[Dataset rows]

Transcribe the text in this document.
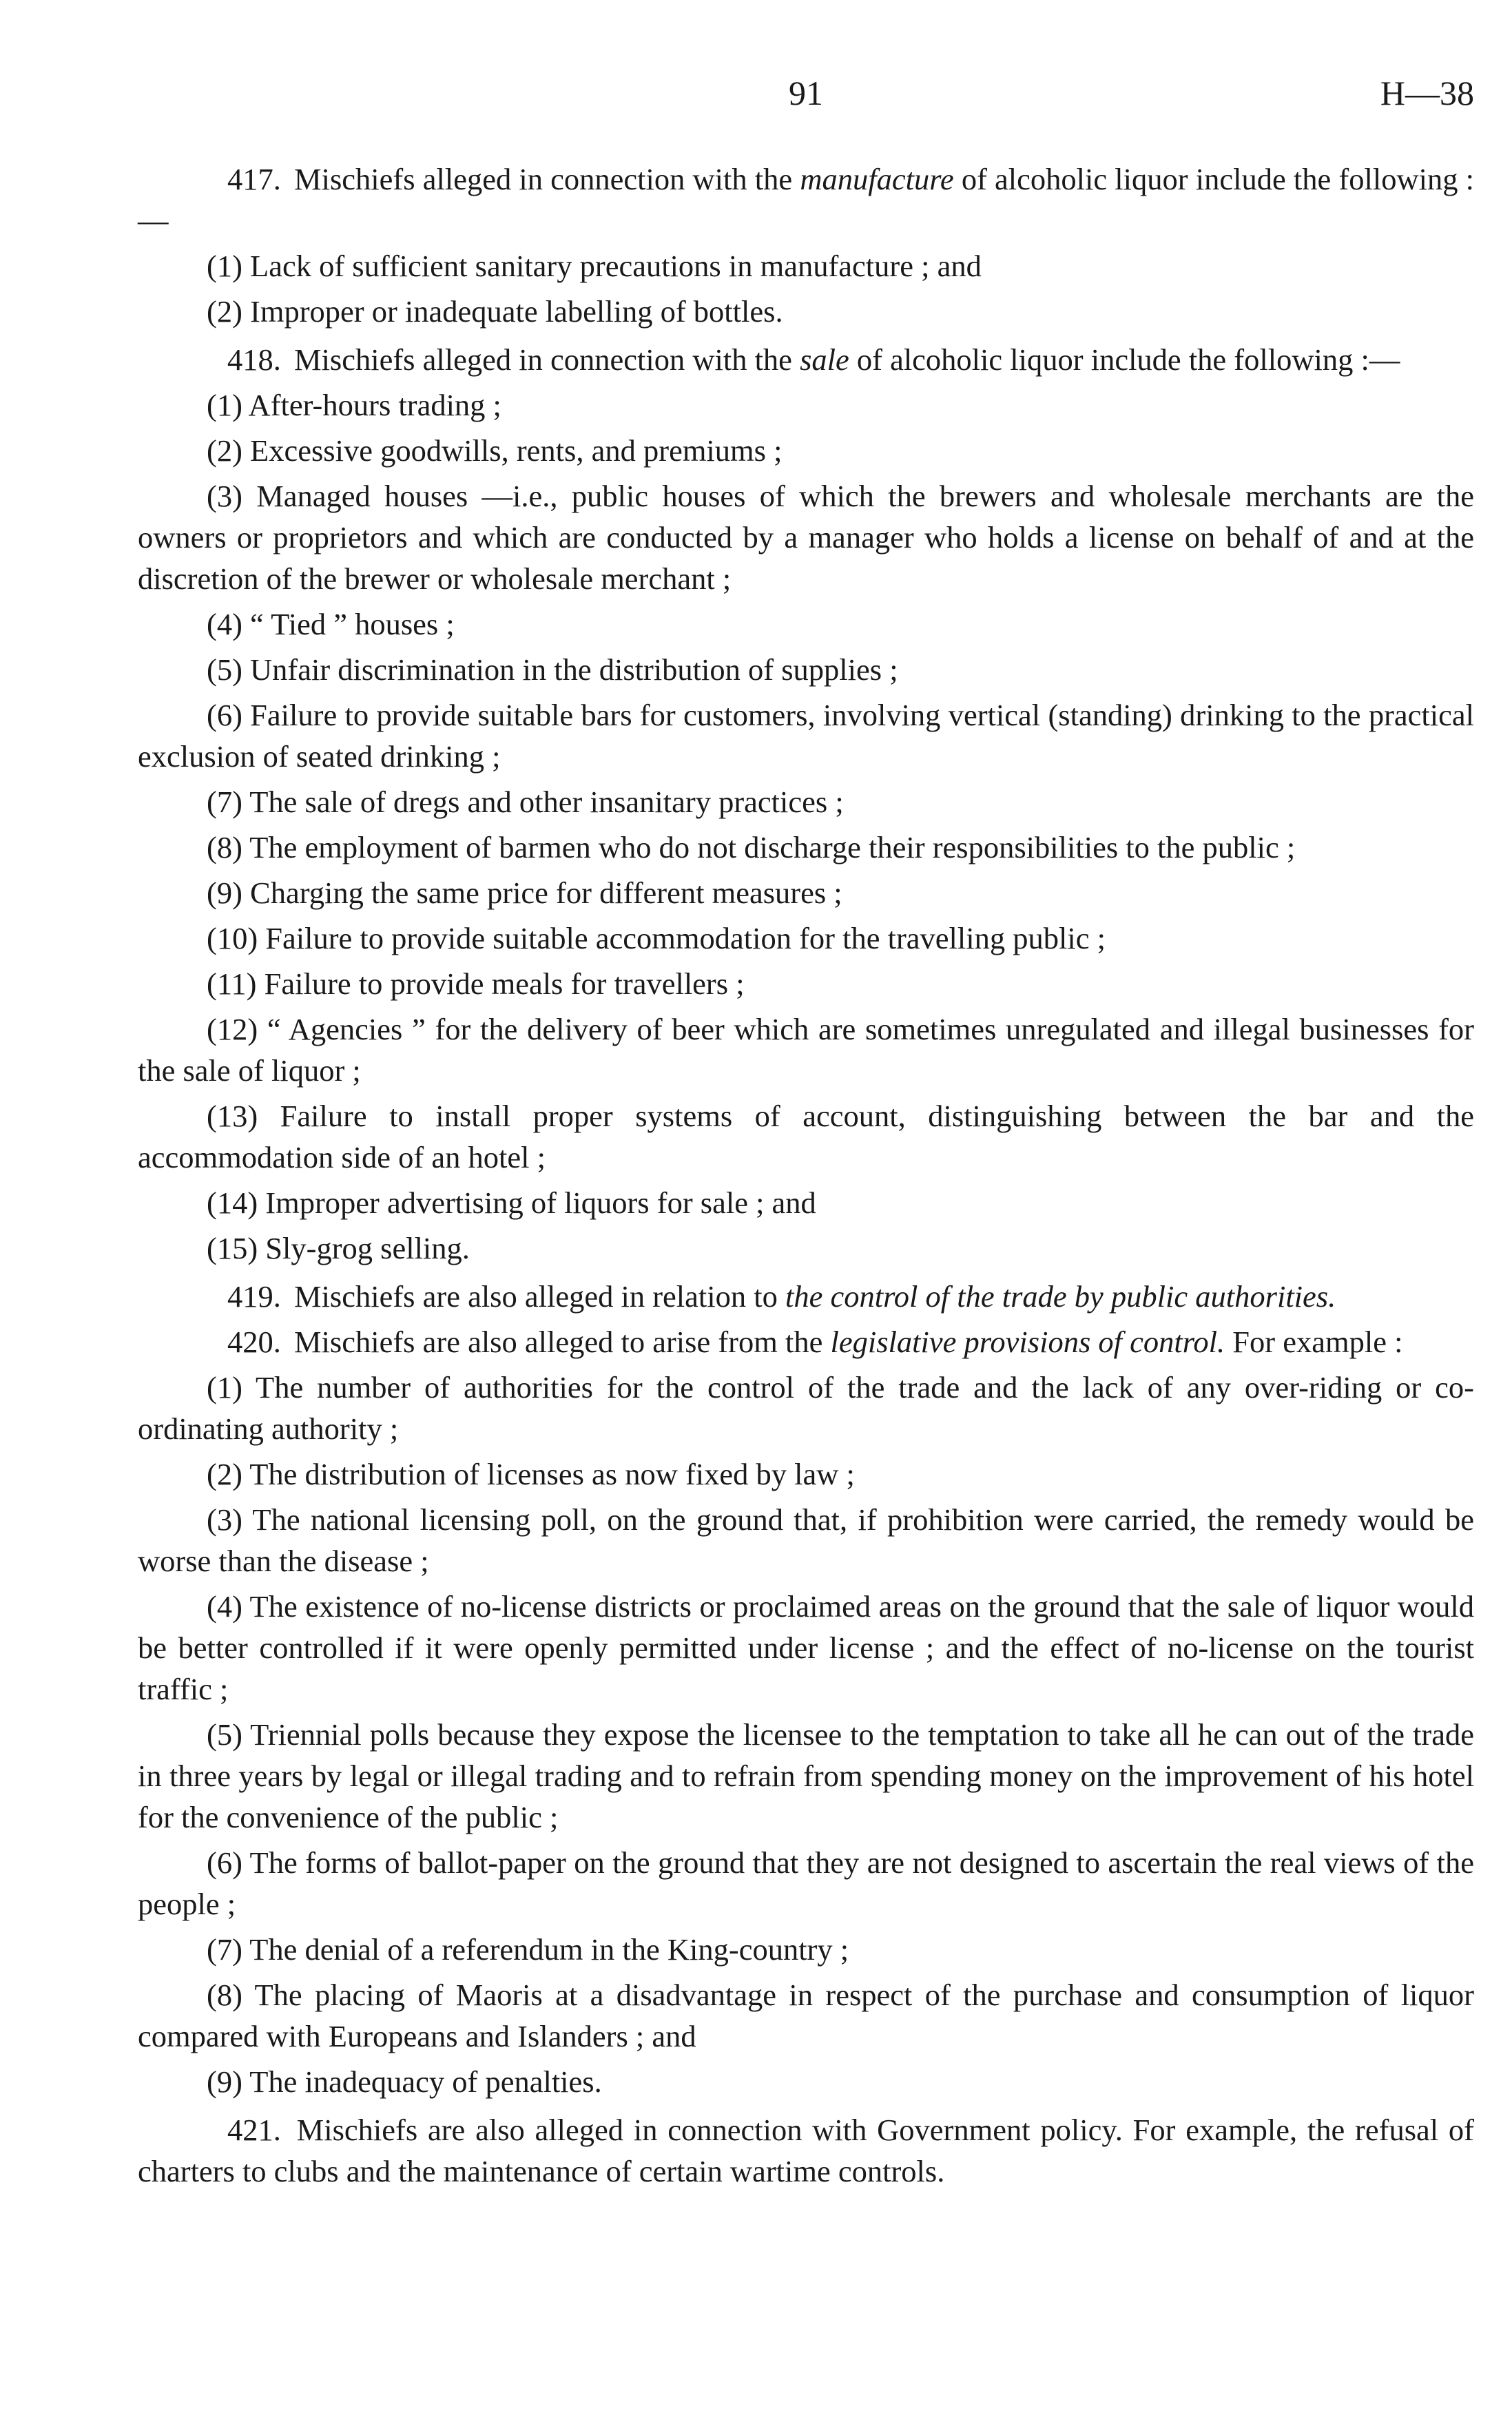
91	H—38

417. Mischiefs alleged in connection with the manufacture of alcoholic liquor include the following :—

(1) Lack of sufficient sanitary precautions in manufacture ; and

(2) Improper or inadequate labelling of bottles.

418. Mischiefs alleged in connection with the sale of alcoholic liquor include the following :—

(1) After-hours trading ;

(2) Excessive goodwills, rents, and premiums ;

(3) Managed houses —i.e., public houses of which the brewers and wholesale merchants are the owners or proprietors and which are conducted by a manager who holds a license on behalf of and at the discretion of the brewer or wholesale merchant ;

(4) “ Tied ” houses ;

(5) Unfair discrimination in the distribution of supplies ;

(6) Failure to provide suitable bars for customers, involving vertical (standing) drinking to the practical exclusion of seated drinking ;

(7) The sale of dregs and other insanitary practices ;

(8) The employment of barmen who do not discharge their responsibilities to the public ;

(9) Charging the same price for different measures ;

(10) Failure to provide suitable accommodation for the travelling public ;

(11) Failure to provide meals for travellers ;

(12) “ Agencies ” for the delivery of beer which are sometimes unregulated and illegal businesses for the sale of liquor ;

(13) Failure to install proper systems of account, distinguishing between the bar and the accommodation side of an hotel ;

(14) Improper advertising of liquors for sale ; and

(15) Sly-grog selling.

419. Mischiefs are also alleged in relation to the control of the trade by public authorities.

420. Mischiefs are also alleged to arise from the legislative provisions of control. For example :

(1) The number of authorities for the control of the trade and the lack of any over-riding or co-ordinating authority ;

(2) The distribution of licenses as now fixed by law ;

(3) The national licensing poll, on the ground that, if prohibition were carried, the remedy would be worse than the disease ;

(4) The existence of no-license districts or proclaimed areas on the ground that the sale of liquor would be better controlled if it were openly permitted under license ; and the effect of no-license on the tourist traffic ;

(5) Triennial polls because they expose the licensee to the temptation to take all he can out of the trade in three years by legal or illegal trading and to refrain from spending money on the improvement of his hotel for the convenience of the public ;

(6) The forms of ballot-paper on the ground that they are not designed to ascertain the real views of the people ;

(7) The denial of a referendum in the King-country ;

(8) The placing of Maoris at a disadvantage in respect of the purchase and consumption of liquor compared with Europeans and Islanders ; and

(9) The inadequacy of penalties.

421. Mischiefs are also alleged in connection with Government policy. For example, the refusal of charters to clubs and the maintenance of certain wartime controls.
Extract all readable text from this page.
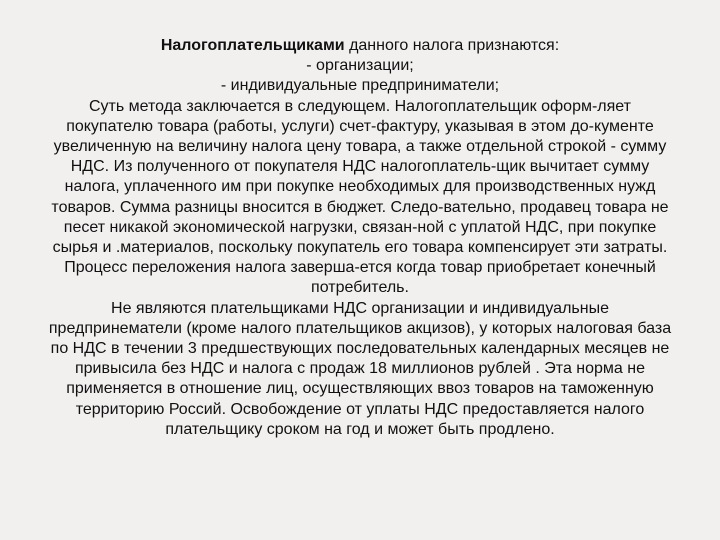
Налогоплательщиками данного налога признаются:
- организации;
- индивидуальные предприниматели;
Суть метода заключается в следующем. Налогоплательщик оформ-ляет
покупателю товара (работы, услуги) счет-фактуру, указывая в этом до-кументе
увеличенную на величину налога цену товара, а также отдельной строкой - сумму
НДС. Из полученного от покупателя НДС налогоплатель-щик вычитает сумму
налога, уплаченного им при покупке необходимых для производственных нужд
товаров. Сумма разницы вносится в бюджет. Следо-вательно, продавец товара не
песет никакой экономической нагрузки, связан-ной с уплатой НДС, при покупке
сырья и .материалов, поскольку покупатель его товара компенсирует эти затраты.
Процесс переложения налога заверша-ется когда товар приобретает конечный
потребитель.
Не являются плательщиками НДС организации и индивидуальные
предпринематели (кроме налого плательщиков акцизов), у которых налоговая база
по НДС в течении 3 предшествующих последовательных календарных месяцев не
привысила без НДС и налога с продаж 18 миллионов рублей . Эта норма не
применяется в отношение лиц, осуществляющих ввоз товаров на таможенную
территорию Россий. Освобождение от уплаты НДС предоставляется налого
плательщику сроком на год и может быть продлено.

TASK INSTRUCTIONS: Where a line holds "товаров", copy that line.

WRITTEN ANSWER:
товаров. Сумма разницы вносится в бюджет. Следо-вательно, продавец товара не
применяется в отношение лиц, осуществляющих ввоз товаров на таможенную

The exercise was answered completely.